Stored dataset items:

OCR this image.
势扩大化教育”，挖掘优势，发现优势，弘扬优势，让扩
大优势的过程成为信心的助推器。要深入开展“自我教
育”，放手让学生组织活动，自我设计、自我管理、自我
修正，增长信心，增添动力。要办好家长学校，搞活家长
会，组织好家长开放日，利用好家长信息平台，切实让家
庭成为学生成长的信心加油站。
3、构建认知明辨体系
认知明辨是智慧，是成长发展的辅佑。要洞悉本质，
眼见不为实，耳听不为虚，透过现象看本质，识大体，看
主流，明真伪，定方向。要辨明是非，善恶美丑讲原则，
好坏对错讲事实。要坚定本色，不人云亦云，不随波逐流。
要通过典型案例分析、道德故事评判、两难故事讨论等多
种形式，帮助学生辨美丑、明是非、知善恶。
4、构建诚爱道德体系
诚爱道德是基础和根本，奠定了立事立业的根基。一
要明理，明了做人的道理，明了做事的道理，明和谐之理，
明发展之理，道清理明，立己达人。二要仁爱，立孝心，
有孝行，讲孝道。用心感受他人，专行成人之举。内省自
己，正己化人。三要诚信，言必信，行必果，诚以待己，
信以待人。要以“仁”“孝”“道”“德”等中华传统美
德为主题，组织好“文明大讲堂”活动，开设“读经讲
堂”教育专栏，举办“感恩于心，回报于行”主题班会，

— Exercise brief —
Can you give every line above again, exactly as written?

— Result of this task —
OCR this image.
势扩大化教育”，挖掘优势，发现优势，弘扬优势，让扩
大优势的过程成为信心的助推器。要深入开展“自我教
育”，放手让学生组织活动，自我设计、自我管理、自我
修正，增长信心，增添动力。要办好家长学校，搞活家长
会，组织好家长开放日，利用好家长信息平台，切实让家
庭成为学生成长的信心加油站。
3、构建认知明辨体系
认知明辨是智慧，是成长发展的辅佑。要洞悉本质，
眼见不为实，耳听不为虚，透过现象看本质，识大体，看
主流，明真伪，定方向。要辨明是非，善恶美丑讲原则，
好坏对错讲事实。要坚定本色，不人云亦云，不随波逐流。
要通过典型案例分析、道德故事评判、两难故事讨论等多
种形式，帮助学生辨美丑、明是非、知善恶。
4、构建诚爱道德体系
诚爱道德是基础和根本，奠定了立事立业的根基。一
要明理，明了做人的道理，明了做事的道理，明和谐之理，
明发展之理，道清理明，立己达人。二要仁爱，立孝心，
有孝行，讲孝道。用心感受他人，专行成人之举。内省自
己，正己化人。三要诚信，言必信，行必果，诚以待己，
信以待人。要以“仁”“孝”“道”“德”等中华传统美
德为主题，组织好“文明大讲堂”活动，开设“读经讲
堂”教育专栏，举办“感恩于心，回报于行”主题班会，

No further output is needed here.